§ STATED GOAL A: In the Stored records rows, reproduce verbatim every line from the one containing "rating-label: 供应商服务: — [14, 362, 59, 372]" up to and including the one containing "392, 366, 406]".

DeepFaceLab Can't load saved model

Expected behavior

When running 6) train SAEHD.bat again after having ran it once and saved the model, I would expect it to continue training.

Actual behavior

Throws the following error:

Running trainer.

Choose one of saved models, or enter a name to create a new model.
[r] : rename
[d] : delete

[0] : AubreyGillian - latest
 :
0
Loading AubreyGillian_SAEHD model...

Choose one or several GPU idxs (separated by comma).

[CPU] : CPU
  [0] : GeForce RTX 2060

[0] Which GPU indexes to choose? :
0

Initializing models: 100%|###############################################################| 5/5 [00:12<00:00,  2.43s/it]
Loading samples: 100%|############################################################| 1045/1045 [00:08<00:00, 123.68it/s]
Loading samples: 100%|###############################################################| 617/617 [00:16<00:00, 38.24it/s]
================ Model Summary =================
==                                            ==
==            Model name: AubreyGillian_SAEHD ==
==                                            ==
==     Current iteration: 10368               ==
==                                            ==
==-------------- Model Options ---------------==
==                                            ==
==            resolution: 128                 ==
==             face_type: f                   ==
==     models_opt_on_gpu: True                ==
==                 archi: liae-ud             ==
==               ae_dims: 256                 ==
==                e_dims: 64                  ==
==                d_dims: 64                  ==
==           d_mask_dims: 22                  ==
==       masked_training: True                ==
==       eyes_mouth_prio: False               ==
==           uniform_yaw: False               ==
==             adabelief: True                ==
==            lr_dropout: n                   ==
==           random_warp: True                ==
==       true_face_power: 0.0                 ==
==      face_style_power: 0.0                 ==
==        bg_style_power: 0.0                 ==
==               ct_mode: none                ==
==              clipgrad: True                ==
==              pretrain: False               ==
==       autobackup_hour: 1                   ==
== write_preview_history: False               ==
==           target_iter: 0                   ==
==           random_flip: True                ==
==            batch_size: 20                  ==
==             gan_power: 0.0                 ==
==        gan_patch_size: 16                  ==
==              gan_dims: 16                  ==
==                                            ==
==---------------- Running On ----------------==
==                                            ==
==          Device index: 0                   ==
==                  Name: GeForce RTX 2060    ==
==                  VRAM: 6.00GB              ==
==                                            ==
================================================
Starting. Press "Enter" to stop training and save model.

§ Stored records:
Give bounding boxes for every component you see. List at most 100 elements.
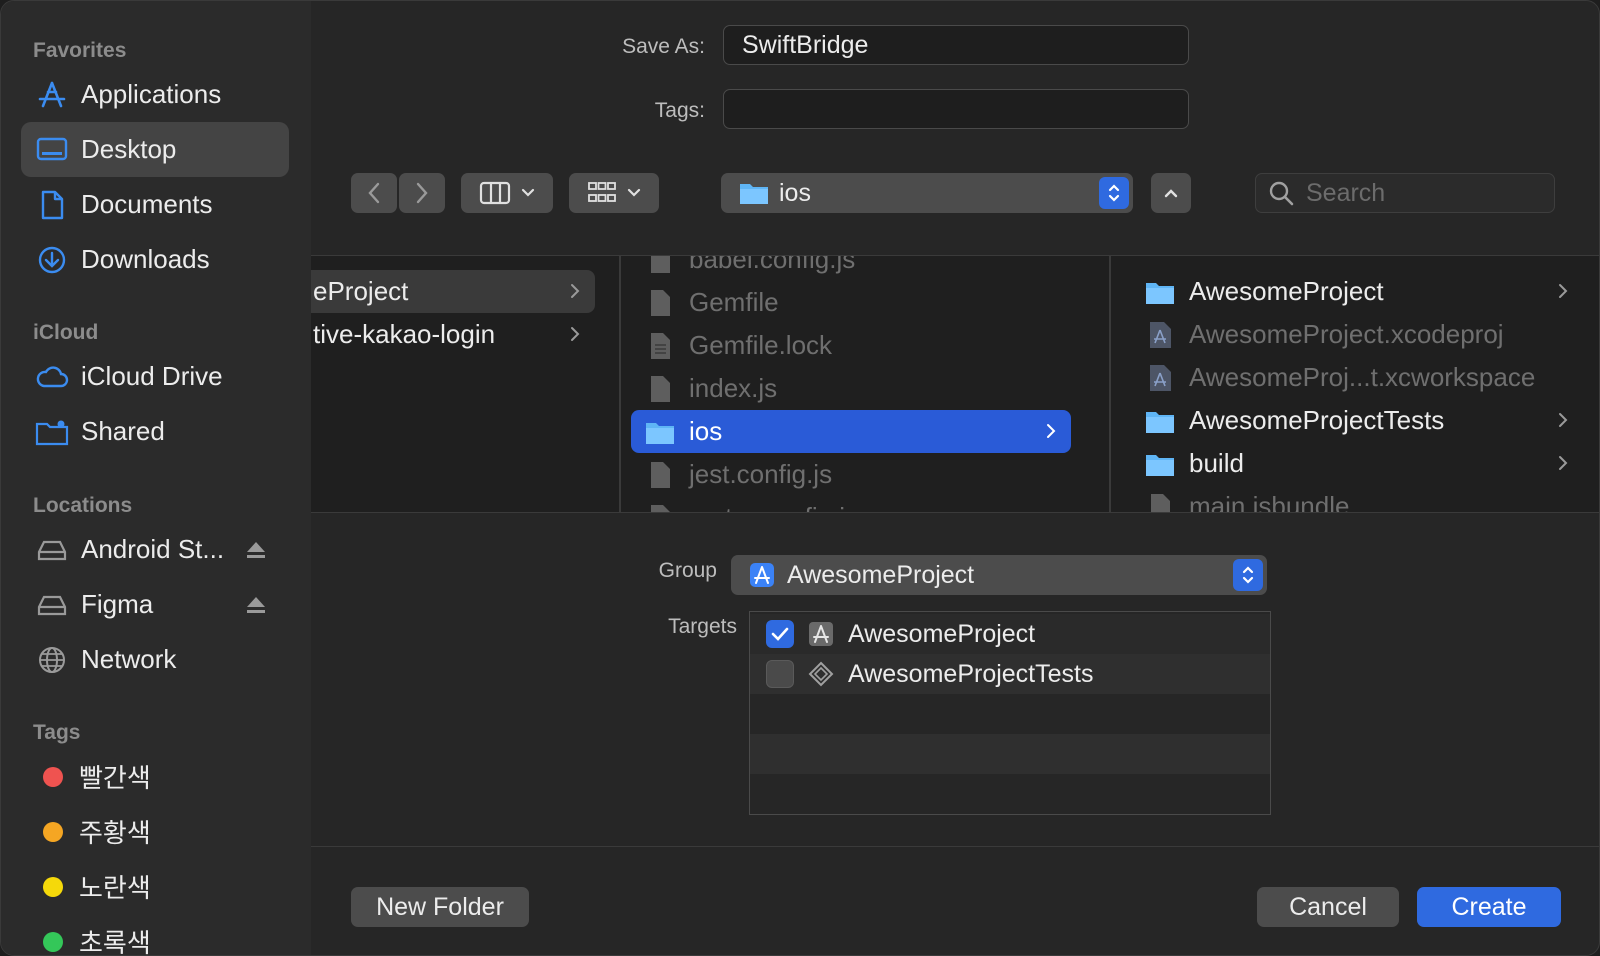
list-item[interactable]: Gemfile.lock bbox=[631, 324, 1071, 367]
sidebar-item-label: iCloud Drive bbox=[81, 361, 223, 391]
browser-column-3: AwesomeProject AwesomeProject.xcodeproj … bbox=[1111, 256, 1599, 513]
list-item[interactable]: index.js bbox=[631, 367, 1071, 410]
item-label: Gemfile bbox=[689, 287, 779, 317]
list-item[interactable]: AwesomeProject.xcodeproj bbox=[1133, 313, 1583, 356]
grid-view-icon bbox=[588, 182, 616, 202]
sidebar-tag-orange[interactable]: 주황색 bbox=[21, 804, 289, 859]
chevron-right-icon bbox=[1047, 424, 1056, 438]
list-item[interactable]: AwesomeProject bbox=[1133, 270, 1583, 313]
chevron-right-icon bbox=[571, 327, 580, 341]
sidebar-item-label: Desktop bbox=[81, 134, 177, 164]
target-checkbox[interactable] bbox=[766, 620, 794, 648]
sidebar-item-desktop[interactable]: Desktop bbox=[21, 122, 289, 177]
list-item[interactable]: metro.config.js bbox=[631, 496, 1071, 512]
item-label: metro.config.js bbox=[689, 502, 858, 512]
sidebar-item-network[interactable]: Network bbox=[21, 632, 289, 687]
sidebar-item-applications[interactable]: Applications bbox=[21, 67, 289, 122]
tags-label: Tags: bbox=[654, 99, 705, 122]
location-popup[interactable]: ios bbox=[721, 173, 1133, 213]
shared-folder-icon bbox=[35, 415, 69, 449]
drive-icon bbox=[35, 588, 69, 622]
xcworkspace-icon bbox=[1150, 364, 1171, 391]
collapse-button[interactable] bbox=[1151, 173, 1191, 213]
folder-icon bbox=[1146, 454, 1174, 476]
targets-label: Targets bbox=[668, 615, 737, 638]
js-file-icon bbox=[651, 504, 670, 512]
search-field[interactable] bbox=[1255, 173, 1555, 213]
green-tag-dot bbox=[43, 931, 63, 952]
sidebar-section-favorites: Favorites bbox=[33, 39, 127, 62]
item-label: index.js bbox=[689, 373, 778, 403]
xcodeproj-icon bbox=[1150, 321, 1171, 348]
search-input[interactable] bbox=[1306, 178, 1536, 208]
xcode-app-icon bbox=[750, 563, 774, 587]
item-label: main.jsbundle bbox=[1189, 491, 1350, 513]
list-item[interactable]: ios bbox=[631, 410, 1071, 453]
view-mode-button[interactable] bbox=[461, 173, 553, 213]
group-label: Group bbox=[658, 559, 717, 582]
sidebar-item-shared[interactable]: Shared bbox=[21, 404, 289, 459]
back-button[interactable] bbox=[351, 173, 397, 213]
target-row[interactable]: AwesomeProjectTests bbox=[750, 654, 1270, 694]
sidebar-tag-red[interactable]: 빨간색 bbox=[21, 749, 289, 804]
sidebar-item-label: 주황색 bbox=[79, 818, 151, 848]
browser-column-1: eProject tive-kakao-login bbox=[311, 256, 619, 512]
chevron-down-icon bbox=[627, 188, 641, 197]
list-item[interactable]: AwesomeProjectTests bbox=[1133, 399, 1583, 442]
sidebar-item-figma[interactable]: Figma bbox=[21, 577, 289, 632]
target-row[interactable]: AwesomeProject bbox=[750, 614, 1270, 654]
yellow-tag-dot bbox=[43, 876, 63, 897]
sidebar-item-documents[interactable]: Documents bbox=[21, 177, 289, 232]
cloud-icon bbox=[35, 360, 69, 394]
folder-icon bbox=[1146, 282, 1174, 304]
group-by-button[interactable] bbox=[569, 173, 659, 213]
cancel-button[interactable]: Cancel bbox=[1257, 887, 1399, 927]
list-item[interactable]: jest.config.js bbox=[631, 453, 1071, 496]
chevron-up-icon bbox=[1164, 189, 1178, 198]
applications-icon bbox=[35, 78, 69, 112]
bottom-separator bbox=[311, 846, 1599, 847]
create-button[interactable]: Create bbox=[1417, 887, 1561, 927]
save-as-field[interactable]: SwiftBridge bbox=[723, 25, 1189, 65]
folder-icon bbox=[646, 422, 674, 444]
sidebar-section-locations: Locations bbox=[33, 494, 133, 517]
list-item[interactable]: babel.config.js bbox=[631, 256, 1071, 281]
test-target-icon bbox=[808, 661, 834, 687]
tags-field[interactable] bbox=[723, 89, 1189, 129]
item-label: babel.config.js bbox=[689, 256, 856, 274]
item-label: Gemfile.lock bbox=[689, 330, 833, 360]
eject-icon[interactable] bbox=[245, 539, 267, 561]
drive-icon bbox=[35, 533, 69, 567]
item-label: AwesomeProj...t.xcworkspace bbox=[1189, 362, 1536, 392]
sidebar-item-label: Downloads bbox=[81, 244, 210, 274]
forward-button[interactable] bbox=[399, 173, 445, 213]
target-label: AwesomeProjectTests bbox=[848, 659, 1094, 688]
folder-icon bbox=[740, 184, 768, 204]
target-checkbox[interactable] bbox=[766, 660, 794, 688]
eject-icon[interactable] bbox=[245, 594, 267, 616]
list-item[interactable]: eProject bbox=[311, 270, 595, 313]
list-item[interactable]: build bbox=[1133, 442, 1583, 485]
orange-tag-dot bbox=[43, 821, 63, 842]
new-folder-button[interactable]: New Folder bbox=[351, 887, 529, 927]
list-item[interactable]: main.jsbundle bbox=[1133, 485, 1583, 513]
browser-column-2: babel.config.js Gemfile Gemfile.lock ind… bbox=[621, 256, 1101, 512]
sidebar-tag-yellow[interactable]: 노란색 bbox=[21, 859, 289, 914]
list-item[interactable]: AwesomeProj...t.xcworkspace bbox=[1133, 356, 1583, 399]
checkmark-icon bbox=[771, 627, 789, 641]
targets-table: AwesomeProject AwesomeProjectTests bbox=[749, 611, 1271, 815]
item-label: build bbox=[1189, 448, 1244, 478]
sidebar-tag-green[interactable]: 초록색 bbox=[21, 914, 289, 956]
item-label: AwesomeProjectTests bbox=[1189, 405, 1445, 435]
sidebar-item-label: 초록색 bbox=[79, 928, 151, 956]
list-item[interactable]: tive-kakao-login bbox=[311, 313, 595, 356]
globe-icon bbox=[35, 643, 69, 677]
item-label: AwesomeProject bbox=[1189, 276, 1384, 306]
sidebar-item-label: 빨간색 bbox=[79, 763, 151, 793]
list-item[interactable]: Gemfile bbox=[631, 281, 1071, 324]
group-popup[interactable]: AwesomeProject bbox=[731, 555, 1267, 595]
sidebar-item-android-studio[interactable]: Android St... bbox=[21, 522, 289, 577]
js-file-icon bbox=[651, 256, 670, 273]
sidebar-item-icloud-drive[interactable]: iCloud Drive bbox=[21, 349, 289, 404]
sidebar-item-downloads[interactable]: Downloads bbox=[21, 232, 289, 287]
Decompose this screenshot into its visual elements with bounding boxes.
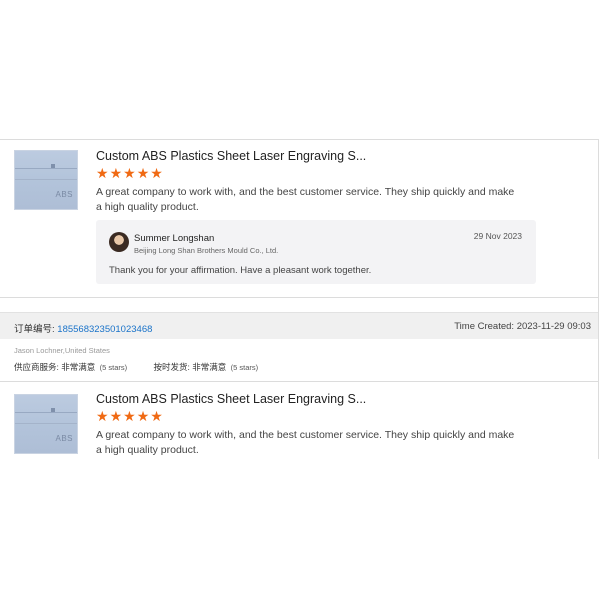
rating-label: 供应商服务: — [14, 362, 59, 372]
reviews-panel: ABS Custom ABS Plastics Sheet Laser Engr… — [0, 139, 599, 459]
order-ratings: 供应商服务: 非常满意 (5 stars) 按时发货: 非常满意 (5 star… — [14, 361, 282, 373]
rating-supplier-service: 供应商服务: 非常满意 (5 stars) — [14, 361, 127, 373]
product-title-link[interactable]: Custom ABS Plastics Sheet Laser Engravin… — [96, 392, 366, 406]
rating-stars: ★ ★ ★ ★ ★ — [96, 409, 163, 423]
rating-value: 非常满意 — [192, 362, 227, 372]
review-text: A great company to work with, and the be… — [96, 186, 515, 213]
review-text: A great company to work with, and the be… — [96, 429, 515, 456]
rating-value: 非常满意 — [61, 362, 96, 372]
star-icon: ★ — [136, 165, 150, 181]
star-icon: ★ — [150, 165, 163, 181]
star-icon: ★ — [123, 165, 136, 181]
order-time-created: Time Created: 2023-11-29 09:03 — [454, 321, 591, 332]
product-title-link[interactable]: Custom ABS Plastics Sheet Laser Engravin… — [96, 149, 366, 163]
reply-text: Thank you for your affirmation. Have a p… — [109, 265, 372, 276]
reply-date: 29 Nov 2023 — [473, 231, 522, 241]
order-number-link[interactable]: 185568323501023468 — [57, 324, 152, 335]
reply-company-name: Beijing Long Shan Brothers Mould Co., Lt… — [134, 246, 279, 255]
star-icon: ★ — [96, 408, 109, 424]
star-icon: ★ — [123, 408, 136, 424]
product-thumbnail[interactable]: ABS — [14, 394, 78, 454]
star-icon: ★ — [96, 165, 109, 181]
order-header: 订单编号: 185568323501023468 Time Created: 2… — [0, 312, 598, 339]
divider — [0, 297, 598, 298]
review-card: ABS Custom ABS Plastics Sheet Laser Engr… — [0, 382, 598, 459]
reply-author-name: Summer Longshan — [134, 233, 215, 244]
rating-stars: ★ ★ ★ ★ ★ — [96, 166, 163, 180]
rating-on-time-shipment: 按时发货: 非常满意 (5 stars) — [154, 361, 259, 373]
rating-stars-text: (5 stars) — [230, 363, 259, 372]
order-number-row: 订单编号: 185568323501023468 — [14, 321, 152, 335]
order-number-label: 订单编号: — [14, 324, 55, 335]
avatar — [109, 232, 129, 252]
product-thumbnail[interactable]: ABS — [14, 150, 78, 210]
star-icon: ★ — [150, 408, 163, 424]
thumbnail-label: ABS — [55, 434, 73, 443]
star-icon: ★ — [109, 165, 123, 181]
star-icon: ★ — [109, 408, 123, 424]
rating-label: 按时发货: — [153, 362, 190, 372]
buyer-info: Jason Lochner,United States — [14, 346, 110, 355]
thumbnail-label: ABS — [55, 190, 73, 199]
review-card: ABS Custom ABS Plastics Sheet Laser Engr… — [0, 140, 598, 296]
supplier-reply: Summer Longshan Beijing Long Shan Brothe… — [96, 220, 536, 284]
star-icon: ★ — [136, 408, 150, 424]
rating-stars-text: (5 stars) — [99, 363, 128, 372]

§ STATED GOAL B: Decide whether each statement agrees with the DeepFaceLab error report, and answer yes or no with the deciding words quoted: (i) the model runs on a GeForce RTX 2060; (ii) the batch size is set to 16; (iii) the current iteration is listed as 10368.

§ WRITTEN REPLY A:
rating-label: 供应商服务: — [14, 362, 59, 372]
reviews-panel: ABS Custom ABS Plastics Sheet Laser Engr… — [0, 139, 599, 459]
order-ratings: 供应商服务: 非常满意 (5 stars) 按时发货: 非常满意 (5 star… — [14, 361, 282, 373]
rating-supplier-service: 供应商服务: 非常满意 (5 stars) — [14, 361, 127, 373]
product-title-link[interactable]: Custom ABS Plastics Sheet Laser Engravin… — [96, 392, 366, 406]

§ WRITTEN REPLY B:
(i) Yes: "Name: GeForce RTX 2060"
(ii) No: "batch_size: 20"
(iii) Yes: "Current iteration: 10368"